◆ What to do ◆
Select, from the data, each line where "фізичної" occurs.

◆ Records for this exercise ◆
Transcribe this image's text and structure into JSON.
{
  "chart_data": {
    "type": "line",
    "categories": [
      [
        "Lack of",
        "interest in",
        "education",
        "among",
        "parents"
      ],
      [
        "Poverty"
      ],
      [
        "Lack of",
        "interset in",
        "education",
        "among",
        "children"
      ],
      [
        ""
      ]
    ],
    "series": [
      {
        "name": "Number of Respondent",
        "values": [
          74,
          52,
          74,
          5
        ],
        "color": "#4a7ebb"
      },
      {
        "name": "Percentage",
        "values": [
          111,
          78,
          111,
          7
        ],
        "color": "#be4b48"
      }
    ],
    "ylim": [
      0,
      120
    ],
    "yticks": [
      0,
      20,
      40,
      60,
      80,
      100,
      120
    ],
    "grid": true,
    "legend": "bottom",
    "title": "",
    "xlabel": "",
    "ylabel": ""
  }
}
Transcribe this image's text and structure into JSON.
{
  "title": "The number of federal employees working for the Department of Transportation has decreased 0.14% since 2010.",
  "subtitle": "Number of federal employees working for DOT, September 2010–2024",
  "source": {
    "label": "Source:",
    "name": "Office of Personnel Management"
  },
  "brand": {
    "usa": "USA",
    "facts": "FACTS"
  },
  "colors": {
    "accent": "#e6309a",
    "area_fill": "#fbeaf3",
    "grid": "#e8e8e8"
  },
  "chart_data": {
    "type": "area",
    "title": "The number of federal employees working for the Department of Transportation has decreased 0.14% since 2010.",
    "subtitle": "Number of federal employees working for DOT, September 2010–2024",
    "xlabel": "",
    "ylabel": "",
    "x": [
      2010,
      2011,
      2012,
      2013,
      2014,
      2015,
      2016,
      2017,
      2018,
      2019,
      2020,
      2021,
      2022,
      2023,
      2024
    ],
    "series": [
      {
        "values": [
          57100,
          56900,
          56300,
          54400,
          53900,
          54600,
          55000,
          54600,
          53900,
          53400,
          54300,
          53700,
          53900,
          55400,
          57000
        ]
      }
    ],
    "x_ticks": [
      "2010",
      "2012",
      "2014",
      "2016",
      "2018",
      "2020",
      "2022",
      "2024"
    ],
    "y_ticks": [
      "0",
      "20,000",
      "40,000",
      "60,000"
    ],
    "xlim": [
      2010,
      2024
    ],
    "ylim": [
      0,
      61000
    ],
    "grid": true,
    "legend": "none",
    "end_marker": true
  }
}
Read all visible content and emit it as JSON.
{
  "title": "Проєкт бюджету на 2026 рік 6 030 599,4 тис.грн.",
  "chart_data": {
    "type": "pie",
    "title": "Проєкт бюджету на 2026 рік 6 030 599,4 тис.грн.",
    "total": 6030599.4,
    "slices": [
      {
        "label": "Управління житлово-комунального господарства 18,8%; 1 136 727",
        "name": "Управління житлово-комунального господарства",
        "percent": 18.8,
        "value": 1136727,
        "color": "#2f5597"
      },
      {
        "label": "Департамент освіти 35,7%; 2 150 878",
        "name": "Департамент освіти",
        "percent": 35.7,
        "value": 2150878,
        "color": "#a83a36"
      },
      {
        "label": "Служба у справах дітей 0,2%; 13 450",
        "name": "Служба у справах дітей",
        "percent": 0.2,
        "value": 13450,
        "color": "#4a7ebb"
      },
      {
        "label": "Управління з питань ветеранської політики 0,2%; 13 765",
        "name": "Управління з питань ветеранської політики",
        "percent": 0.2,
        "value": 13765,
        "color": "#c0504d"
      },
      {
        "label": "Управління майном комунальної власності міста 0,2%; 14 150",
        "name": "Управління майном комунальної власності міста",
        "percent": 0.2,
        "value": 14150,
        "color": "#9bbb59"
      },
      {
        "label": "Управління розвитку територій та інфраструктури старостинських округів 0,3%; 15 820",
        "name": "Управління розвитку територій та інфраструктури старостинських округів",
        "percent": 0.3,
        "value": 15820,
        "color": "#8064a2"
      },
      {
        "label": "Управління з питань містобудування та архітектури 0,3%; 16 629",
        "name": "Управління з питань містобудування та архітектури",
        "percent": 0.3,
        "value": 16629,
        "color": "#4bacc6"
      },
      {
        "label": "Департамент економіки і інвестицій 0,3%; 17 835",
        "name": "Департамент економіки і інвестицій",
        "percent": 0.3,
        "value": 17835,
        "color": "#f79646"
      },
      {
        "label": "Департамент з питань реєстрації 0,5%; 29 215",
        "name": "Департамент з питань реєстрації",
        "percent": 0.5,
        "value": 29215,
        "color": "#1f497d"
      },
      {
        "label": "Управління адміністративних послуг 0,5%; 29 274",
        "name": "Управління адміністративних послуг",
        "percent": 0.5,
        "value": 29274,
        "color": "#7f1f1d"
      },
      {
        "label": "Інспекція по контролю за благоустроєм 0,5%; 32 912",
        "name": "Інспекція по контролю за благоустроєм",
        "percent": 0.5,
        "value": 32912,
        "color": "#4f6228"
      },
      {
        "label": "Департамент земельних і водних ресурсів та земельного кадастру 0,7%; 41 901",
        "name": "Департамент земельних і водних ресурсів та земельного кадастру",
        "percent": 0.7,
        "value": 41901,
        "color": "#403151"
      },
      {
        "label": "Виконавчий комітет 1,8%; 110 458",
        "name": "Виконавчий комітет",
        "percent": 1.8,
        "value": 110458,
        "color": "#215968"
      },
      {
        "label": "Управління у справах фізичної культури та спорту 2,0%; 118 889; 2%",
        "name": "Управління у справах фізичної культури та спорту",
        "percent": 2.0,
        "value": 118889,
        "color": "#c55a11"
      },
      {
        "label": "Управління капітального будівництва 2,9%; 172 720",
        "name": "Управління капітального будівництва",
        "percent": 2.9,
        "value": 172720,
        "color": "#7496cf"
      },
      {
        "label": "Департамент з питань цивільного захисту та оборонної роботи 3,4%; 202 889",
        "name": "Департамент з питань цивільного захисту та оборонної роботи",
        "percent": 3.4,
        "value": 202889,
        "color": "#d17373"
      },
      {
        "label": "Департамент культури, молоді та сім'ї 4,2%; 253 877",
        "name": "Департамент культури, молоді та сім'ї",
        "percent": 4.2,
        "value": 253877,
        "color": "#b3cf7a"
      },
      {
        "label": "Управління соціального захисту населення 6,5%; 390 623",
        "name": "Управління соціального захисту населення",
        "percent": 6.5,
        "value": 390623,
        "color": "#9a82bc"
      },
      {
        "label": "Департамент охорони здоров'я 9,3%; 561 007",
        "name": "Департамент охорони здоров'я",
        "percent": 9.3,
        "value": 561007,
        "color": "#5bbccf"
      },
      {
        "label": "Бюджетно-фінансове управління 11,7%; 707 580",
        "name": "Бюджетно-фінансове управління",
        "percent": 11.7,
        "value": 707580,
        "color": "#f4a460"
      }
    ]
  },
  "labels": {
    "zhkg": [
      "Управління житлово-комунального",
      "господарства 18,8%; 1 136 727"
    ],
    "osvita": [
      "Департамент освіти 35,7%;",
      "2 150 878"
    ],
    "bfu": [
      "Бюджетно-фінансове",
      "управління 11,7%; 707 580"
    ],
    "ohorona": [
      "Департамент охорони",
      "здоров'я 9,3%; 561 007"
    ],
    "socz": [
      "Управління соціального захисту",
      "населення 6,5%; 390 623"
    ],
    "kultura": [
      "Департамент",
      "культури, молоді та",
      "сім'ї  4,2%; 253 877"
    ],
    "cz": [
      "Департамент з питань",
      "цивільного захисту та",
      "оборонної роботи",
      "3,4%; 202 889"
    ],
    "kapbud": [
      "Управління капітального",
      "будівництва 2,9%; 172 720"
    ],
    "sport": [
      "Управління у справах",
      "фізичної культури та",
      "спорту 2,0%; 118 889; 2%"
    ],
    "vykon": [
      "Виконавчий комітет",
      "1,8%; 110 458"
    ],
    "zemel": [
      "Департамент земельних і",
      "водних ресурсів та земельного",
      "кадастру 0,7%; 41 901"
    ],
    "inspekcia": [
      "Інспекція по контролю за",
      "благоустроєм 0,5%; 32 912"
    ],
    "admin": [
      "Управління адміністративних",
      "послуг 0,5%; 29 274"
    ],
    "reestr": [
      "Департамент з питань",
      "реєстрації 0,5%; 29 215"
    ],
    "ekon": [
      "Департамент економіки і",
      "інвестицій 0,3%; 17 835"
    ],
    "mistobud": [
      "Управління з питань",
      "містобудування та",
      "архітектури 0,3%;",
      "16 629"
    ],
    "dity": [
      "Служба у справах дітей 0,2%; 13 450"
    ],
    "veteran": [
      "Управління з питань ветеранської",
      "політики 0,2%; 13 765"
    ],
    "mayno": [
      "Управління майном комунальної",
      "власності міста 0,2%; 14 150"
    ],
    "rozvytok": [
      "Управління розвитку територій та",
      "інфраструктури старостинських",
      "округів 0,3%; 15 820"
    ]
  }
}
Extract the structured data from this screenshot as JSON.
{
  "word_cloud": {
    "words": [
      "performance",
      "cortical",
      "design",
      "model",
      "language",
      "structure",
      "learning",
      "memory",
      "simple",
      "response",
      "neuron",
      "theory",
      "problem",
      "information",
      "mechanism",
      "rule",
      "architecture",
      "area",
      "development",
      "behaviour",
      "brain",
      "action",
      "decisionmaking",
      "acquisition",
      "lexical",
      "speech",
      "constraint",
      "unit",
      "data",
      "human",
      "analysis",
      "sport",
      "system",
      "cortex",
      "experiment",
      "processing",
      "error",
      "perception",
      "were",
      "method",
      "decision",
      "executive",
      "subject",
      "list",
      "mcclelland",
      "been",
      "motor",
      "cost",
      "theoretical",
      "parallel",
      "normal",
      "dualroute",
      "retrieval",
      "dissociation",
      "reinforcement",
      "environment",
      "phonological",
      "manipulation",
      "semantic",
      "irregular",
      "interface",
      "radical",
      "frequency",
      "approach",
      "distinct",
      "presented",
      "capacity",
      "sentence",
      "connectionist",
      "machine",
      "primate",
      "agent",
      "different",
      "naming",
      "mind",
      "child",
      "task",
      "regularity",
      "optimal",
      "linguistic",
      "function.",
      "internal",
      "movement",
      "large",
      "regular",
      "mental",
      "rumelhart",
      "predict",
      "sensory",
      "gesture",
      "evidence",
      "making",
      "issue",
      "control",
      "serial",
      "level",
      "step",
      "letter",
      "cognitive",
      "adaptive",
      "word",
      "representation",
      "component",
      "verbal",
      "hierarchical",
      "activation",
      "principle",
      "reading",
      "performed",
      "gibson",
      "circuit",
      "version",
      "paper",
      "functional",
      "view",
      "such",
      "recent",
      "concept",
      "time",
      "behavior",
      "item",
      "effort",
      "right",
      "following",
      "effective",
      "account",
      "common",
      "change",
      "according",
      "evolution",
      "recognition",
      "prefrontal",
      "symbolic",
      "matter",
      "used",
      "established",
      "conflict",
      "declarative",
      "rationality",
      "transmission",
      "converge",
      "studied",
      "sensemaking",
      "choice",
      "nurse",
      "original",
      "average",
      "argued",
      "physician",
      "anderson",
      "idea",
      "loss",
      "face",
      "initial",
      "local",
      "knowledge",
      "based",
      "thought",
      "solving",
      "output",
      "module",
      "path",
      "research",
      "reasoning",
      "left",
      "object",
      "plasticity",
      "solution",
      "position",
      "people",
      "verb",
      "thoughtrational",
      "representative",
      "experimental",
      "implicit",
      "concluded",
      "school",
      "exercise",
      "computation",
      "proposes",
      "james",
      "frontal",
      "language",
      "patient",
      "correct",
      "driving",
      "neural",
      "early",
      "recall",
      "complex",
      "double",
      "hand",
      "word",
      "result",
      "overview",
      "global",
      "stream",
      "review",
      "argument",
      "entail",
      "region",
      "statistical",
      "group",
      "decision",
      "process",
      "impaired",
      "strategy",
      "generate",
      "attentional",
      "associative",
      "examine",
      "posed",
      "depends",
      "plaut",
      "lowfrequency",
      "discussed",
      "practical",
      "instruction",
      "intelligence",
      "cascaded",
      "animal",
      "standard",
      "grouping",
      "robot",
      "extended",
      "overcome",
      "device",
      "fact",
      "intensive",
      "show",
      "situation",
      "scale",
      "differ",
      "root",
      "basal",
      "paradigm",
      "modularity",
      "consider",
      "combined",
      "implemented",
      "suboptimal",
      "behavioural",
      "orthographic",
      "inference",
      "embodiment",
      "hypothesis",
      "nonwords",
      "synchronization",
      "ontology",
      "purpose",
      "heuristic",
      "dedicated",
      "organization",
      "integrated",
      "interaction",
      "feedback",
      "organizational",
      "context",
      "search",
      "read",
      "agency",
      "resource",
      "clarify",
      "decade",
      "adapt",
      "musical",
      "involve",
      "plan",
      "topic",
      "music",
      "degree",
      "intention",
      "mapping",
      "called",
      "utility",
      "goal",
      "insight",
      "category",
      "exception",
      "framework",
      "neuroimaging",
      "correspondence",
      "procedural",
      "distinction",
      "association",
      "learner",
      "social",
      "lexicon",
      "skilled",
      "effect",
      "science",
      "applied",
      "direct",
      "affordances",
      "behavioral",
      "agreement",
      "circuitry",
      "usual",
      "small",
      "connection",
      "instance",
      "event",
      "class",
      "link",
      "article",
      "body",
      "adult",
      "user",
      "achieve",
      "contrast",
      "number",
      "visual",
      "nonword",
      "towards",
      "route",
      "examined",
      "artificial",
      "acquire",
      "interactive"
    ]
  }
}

◆ The answer ◆
        "label": "Управління у справах фізичної культури та спорту 2,0%; 118 889; 2%",
        "name": "Управління у справах фізичної культури та спорту",
      "фізичної культури та",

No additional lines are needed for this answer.